> [Given instruction]:
List each line of the data in which the string "оборудования" appears.

> [Extracted material]:
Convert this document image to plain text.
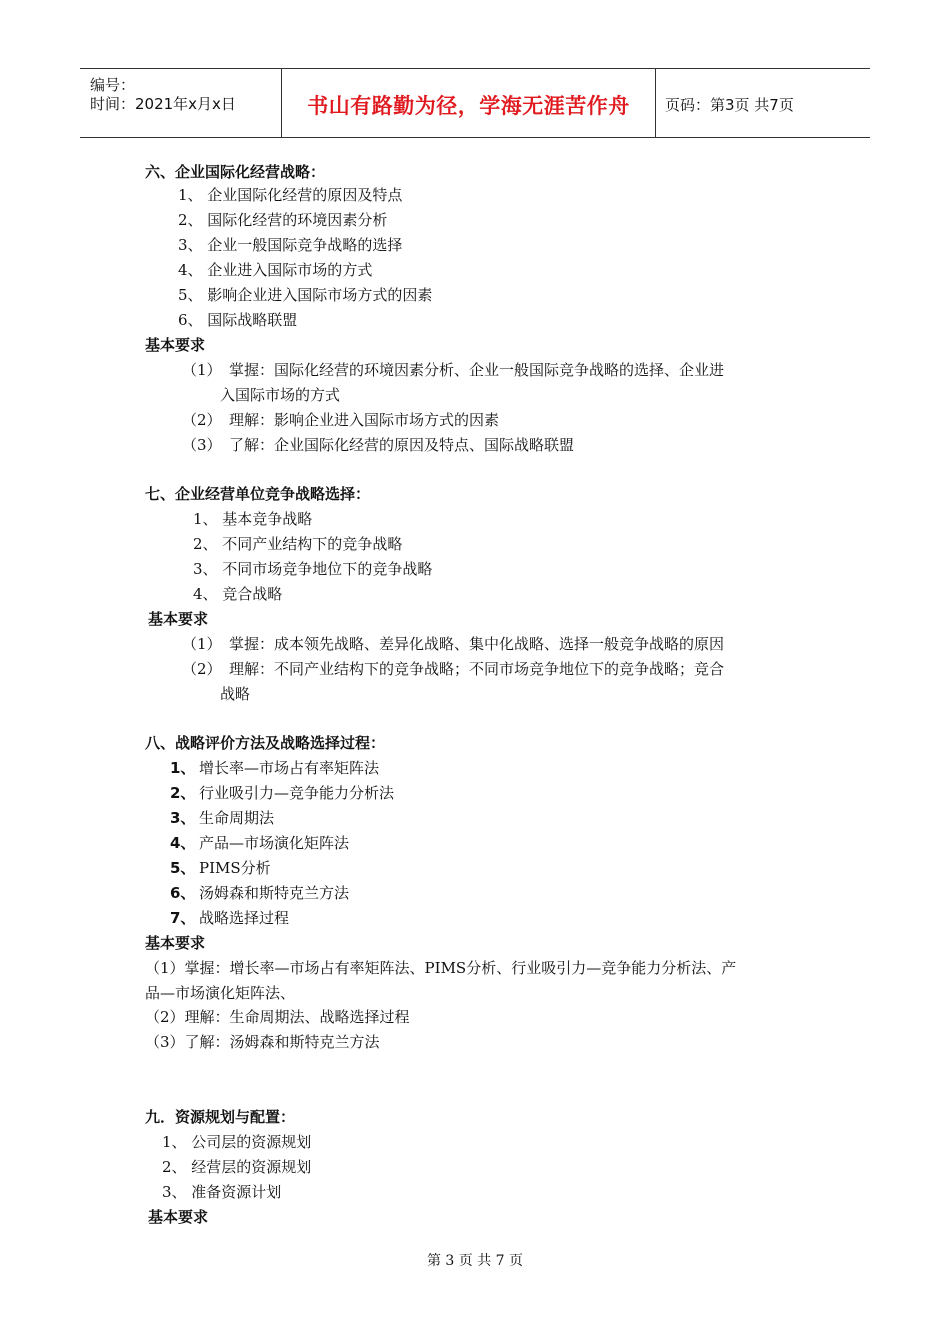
编号：
时间：2021年x月x日	书山有路勤为径，学海无涯苦作舟	页码：第3页 共7页
六、企业国际化经营战略：
1、 企业国际化经营的原因及特点
2、 国际化经营的环境因素分析
3、 企业一般国际竞争战略的选择
4、 企业进入国际市场的方式
5、 影响企业进入国际市场方式的因素
6、 国际战略联盟
基本要求
（1）　掌握：国际化经营的环境因素分析、企业一般国际竞争战略的选择、企业进
入国际市场的方式
（2）　理解：影响企业进入国际市场方式的因素
（3）　了解：企业国际化经营的原因及特点、国际战略联盟
七、企业经营单位竞争战略选择：
1、 基本竞争战略
2、 不同产业结构下的竞争战略
3、 不同市场竞争地位下的竞争战略
4、 竞合战略
基本要求
（1）　掌握：成本领先战略、差异化战略、集中化战略、选择一般竞争战略的原因
（2）　理解：不同产业结构下的竞争战略；不同市场竞争地位下的竞争战略；竞合
战略
八、战略评价方法及战略选择过程：
1、 增长率—市场占有率矩阵法
2、 行业吸引力—竞争能力分析法
3、 生命周期法
4、 产品—市场演化矩阵法
5、 PIMS分析
6、 汤姆森和斯特克兰方法
7、 战略选择过程
基本要求
（1）掌握：增长率—市场占有率矩阵法、PIMS分析、行业吸引力—竞争能力分析法、产
品—市场演化矩阵法、
（2）理解：生命周期法、战略选择过程
（3）了解：汤姆森和斯特克兰方法
九．资源规划与配置：
1、 公司层的资源规划
2、 经营层的资源规划
3、 准备资源计划
基本要求
第 3 页 共 7 页
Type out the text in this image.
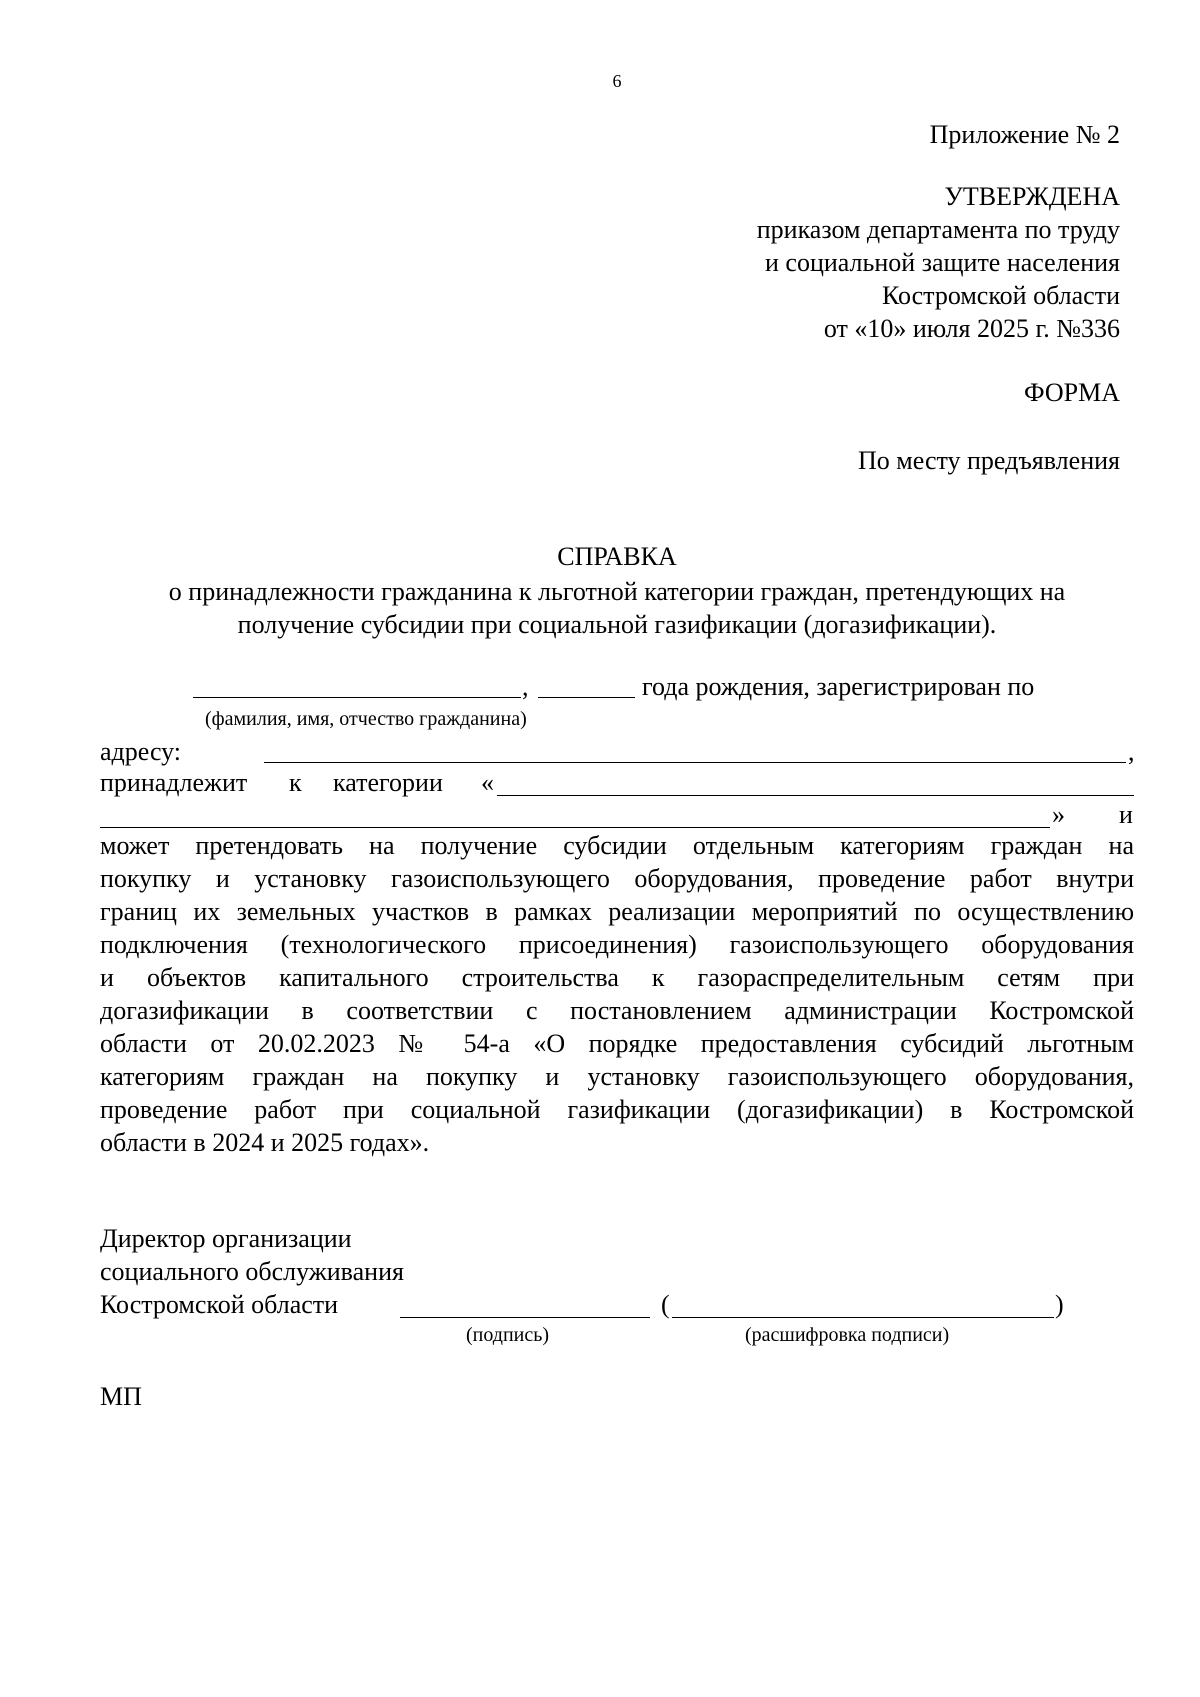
6
Приложение № 2
УТВЕРЖДЕНА
приказом департамента по труду
и социальной защите населения
Костромской области
от «10» июля 2025 г. №336
ФОРМА
По месту предъявления
СПРАВКА
о принадлежности гражданина к льготной категории граждан, претендующих на
получение субсидии при социальной газификации (догазификации).
,	года рождения, зарегистрирован по
(фамилия, имя, отчество гражданина)
адресу:	,
принадлежит к категории «
» и
может претендовать на получение субсидии отдельным категориям граждан на
покупку и установку газоиспользующего оборудования, проведение работ внутри
границ их земельных участков в рамках реализации мероприятий по осуществлению
подключения (технологического присоединения) газоиспользующего оборудования
и объектов капитального строительства к газораспределительным сетям при
догазификации в соответствии с постановлением администрации Костромской
области от 20.02.2023 № 54-а «О порядке предоставления субсидий льготным
категориям граждан на покупку и установку газоиспользующего оборудования,
проведение работ при социальной газификации (догазификации) в Костромской
области в 2024 и 2025 годах».
Директор организации
социального обслуживания
Костромской области	(	)
(подпись)	(расшифровка подписи)
МП
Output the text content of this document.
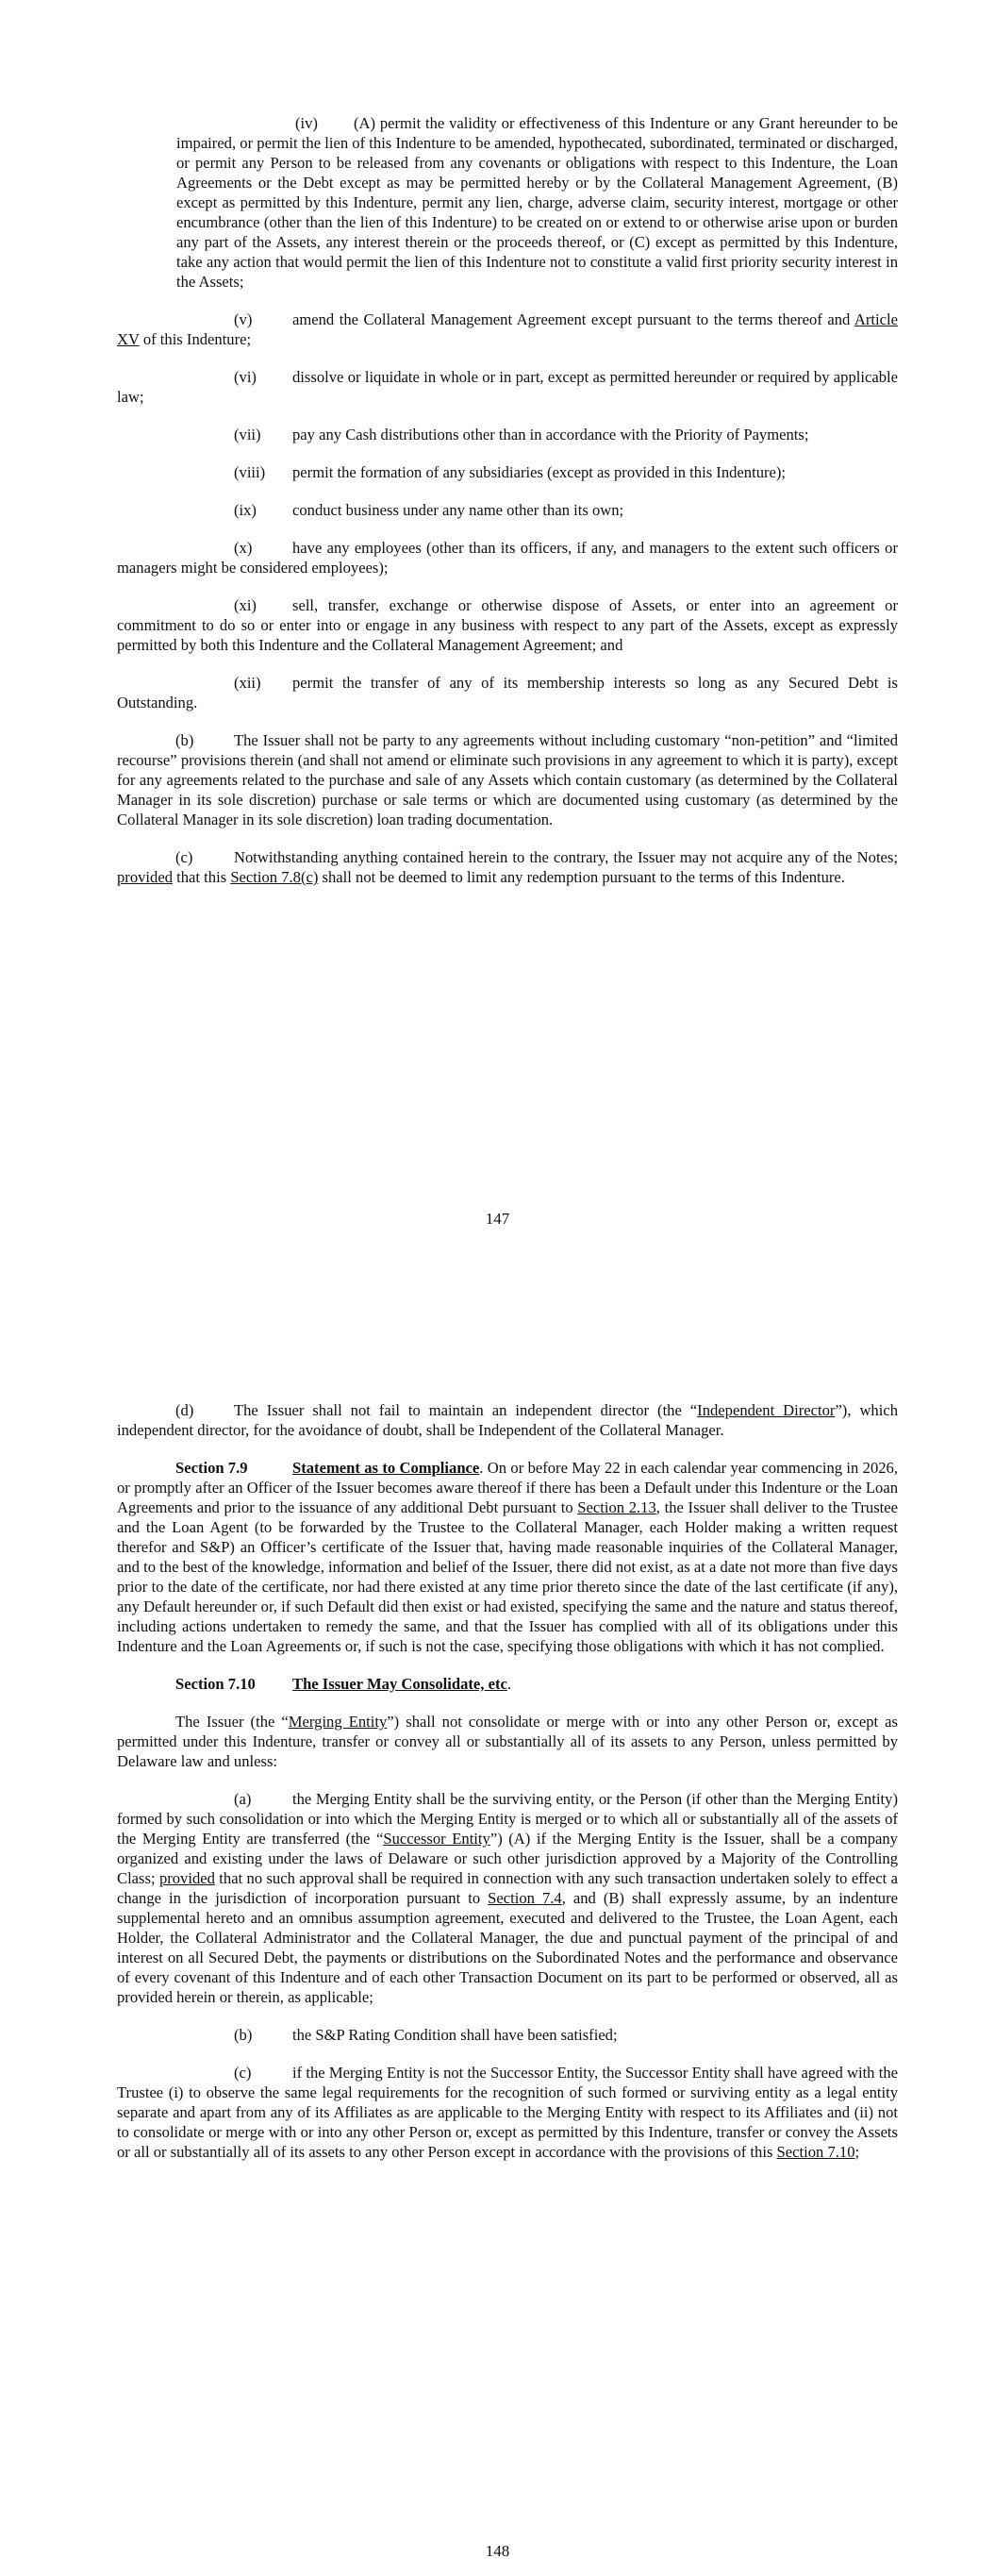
(iv) (A) permit the validity or effectiveness of this Indenture or any Grant hereunder to be impaired, or permit the lien of this Indenture to be amended, hypothecated, subordinated, terminated or discharged, or permit any Person to be released from any covenants or obligations with respect to this Indenture, the Loan Agreements or the Debt except as may be permitted hereby or by the Collateral Management Agreement, (B) except as permitted by this Indenture, permit any lien, charge, adverse claim, security interest, mortgage or other encumbrance (other than the lien of this Indenture) to be created on or extend to or otherwise arise upon or burden any part of the Assets, any interest therein or the proceeds thereof, or (C) except as permitted by this Indenture, take any action that would permit the lien of this Indenture not to constitute a valid first priority security interest in the Assets;

(v)	amend the Collateral Management Agreement except pursuant to the terms thereof and Article XV of this Indenture;

(vi) dissolve or liquidate in whole or in part, except as permitted hereunder or required by applicable law;

(vii) pay any Cash distributions other than in accordance with the Priority of Payments;

(viii) permit the formation of any subsidiaries (except as provided in this Indenture);

(ix) conduct business under any name other than its own;

(x)	have any employees (other than its officers, if any, and managers to the extent such officers or managers might be considered employees);

(xi) sell, transfer, exchange or otherwise dispose of Assets, or enter into an agreement or commitment to do so or enter into or engage in any business with respect to any part of the Assets, except as expressly permitted by both this Indenture and the Collateral Management Agreement; and

(xii) permit the transfer of any of its membership interests so long as any Secured Debt is Outstanding.

(b)	The Issuer shall not be party to any agreements without including customary “non-petition” and “limited recourse” provisions therein (and shall not amend or eliminate such provisions in any agreement to which it is party), except for any agreements related to the purchase and sale of any Assets which contain customary (as determined by the Collateral Manager in its sole discretion) purchase or sale terms or which are documented using customary (as determined by the Collateral Manager in its sole discretion) loan trading documentation.

(c)	Notwithstanding anything contained herein to the contrary, the Issuer may not acquire any of the Notes; provided that this Section 7.8(c) shall not be deemed to limit any redemption pursuant to the terms of this Indenture.

147

(d)	The Issuer shall not fail to maintain an independent director (the “Independent Director”), which independent director, for the avoidance of doubt, shall be Independent of the Collateral Manager.

Section 7.9	Statement as to Compliance. On or before May 22 in each calendar year commencing in 2026, or promptly after an Officer of the Issuer becomes aware thereof if there has been a Default under this Indenture or the Loan Agreements and prior to the issuance of any additional Debt pursuant to Section 2.13, the Issuer shall deliver to the Trustee and the Loan Agent (to be forwarded by the Trustee to the Collateral Manager, each Holder making a written request therefor and S&P) an Officer’s certificate of the Issuer that, having made reasonable inquiries of the Collateral Manager, and to the best of the knowledge, information and belief of the Issuer, there did not exist, as at a date not more than five days prior to the date of the certificate, nor had there existed at any time prior thereto since the date of the last certificate (if any), any Default hereunder or, if such Default did then exist or had existed, specifying the same and the nature and status thereof, including actions undertaken to remedy the same, and that the Issuer has complied with all of its obligations under this Indenture and the Loan Agreements or, if such is not the case, specifying those obligations with which it has not complied.

Section 7.10 The Issuer May Consolidate, etc.

The Issuer (the “Merging Entity”) shall not consolidate or merge with or into any other Person or, except as permitted under this Indenture, transfer or convey all or substantially all of its assets to any Person, unless permitted by Delaware law and unless:

(a)	the Merging Entity shall be the surviving entity, or the Person (if other than the Merging Entity) formed by such consolidation or into which the Merging Entity is merged or to which all or substantially all of the assets of the Merging Entity are transferred (the “Successor Entity”) (A) if the Merging Entity is the Issuer, shall be a company organized and existing under the laws of Delaware or such other jurisdiction approved by a Majority of the Controlling Class; provided that no such approval shall be required in connection with any such transaction undertaken solely to effect a change in the jurisdiction of incorporation pursuant to Section 7.4, and (B) shall expressly assume, by an indenture supplemental hereto and an omnibus assumption agreement, executed and delivered to the Trustee, the Loan Agent, each Holder, the Collateral Administrator and the Collateral Manager, the due and punctual payment of the principal of and interest on all Secured Debt, the payments or distributions on the Subordinated Notes and the performance and observance of every covenant of this Indenture and of each other Transaction Document on its part to be performed or observed, all as provided herein or therein, as applicable;

(b)	the S&P Rating Condition shall have been satisfied;

(c)	if the Merging Entity is not the Successor Entity, the Successor Entity shall have agreed with the Trustee (i) to observe the same legal requirements for the recognition of such formed or surviving entity as a legal entity separate and apart from any of its Affiliates as are applicable to the Merging Entity with respect to its Affiliates and (ii) not to consolidate or merge with or into any other Person or, except as permitted by this Indenture, transfer or convey the Assets or all or substantially all of its assets to any other Person except in accordance with the provisions of this Section 7.10;

148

> [Result]:
покупку и установку газоиспользующего оборудования, проведение работ внутри
подключения (технологического присоединения) газоиспользующего оборудования
категориям граждан на покупку и установку газоиспользующего оборудования,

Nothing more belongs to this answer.